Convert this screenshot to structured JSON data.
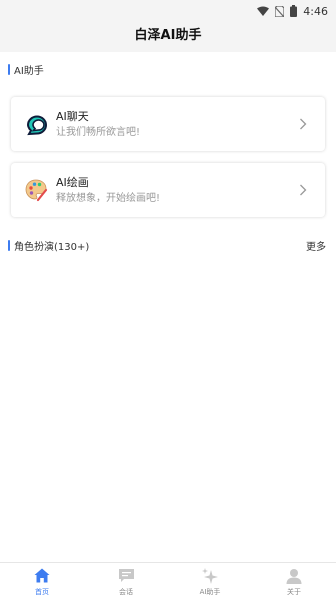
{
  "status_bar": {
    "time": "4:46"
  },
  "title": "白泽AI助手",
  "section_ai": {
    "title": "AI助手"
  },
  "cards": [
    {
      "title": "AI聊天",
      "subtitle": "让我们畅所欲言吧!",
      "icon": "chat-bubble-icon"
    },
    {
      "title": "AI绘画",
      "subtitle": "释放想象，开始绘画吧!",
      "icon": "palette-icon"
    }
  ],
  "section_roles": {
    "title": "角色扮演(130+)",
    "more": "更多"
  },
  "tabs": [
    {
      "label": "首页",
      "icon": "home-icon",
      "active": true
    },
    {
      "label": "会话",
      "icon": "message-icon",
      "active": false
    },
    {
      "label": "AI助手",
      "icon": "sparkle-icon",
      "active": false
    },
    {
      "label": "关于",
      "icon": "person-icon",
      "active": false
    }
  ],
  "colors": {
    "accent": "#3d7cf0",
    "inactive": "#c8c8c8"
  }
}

▬▬▬▬▬▬▬▬▬▬

Goal of the exercise →
Go through the entries above and print each one exactly, minus the pictures.

Reply to the task →
Convert this screenshot to structured JSON data.
{
  "status_bar": {
    "time": "4:46"
  },
  "title": "白泽AI助手",
  "section_ai": {
    "title": "AI助手"
  },
  "cards": [
    {
      "title": "AI聊天",
      "subtitle": "让我们畅所欲言吧!",
      "icon": "chat-bubble-icon"
    },
    {
      "title": "AI绘画",
      "subtitle": "释放想象，开始绘画吧!",
      "icon": "palette-icon"
    }
  ],
  "section_roles": {
    "title": "角色扮演(130+)",
    "more": "更多"
  },
  "tabs": [
    {
      "label": "首页",
      "icon": "home-icon",
      "active": true
    },
    {
      "label": "会话",
      "icon": "message-icon",
      "active": false
    },
    {
      "label": "AI助手",
      "icon": "sparkle-icon",
      "active": false
    },
    {
      "label": "关于",
      "icon": "person-icon",
      "active": false
    }
  ],
  "colors": {
    "accent": "#3d7cf0",
    "inactive": "#c8c8c8"
  }
}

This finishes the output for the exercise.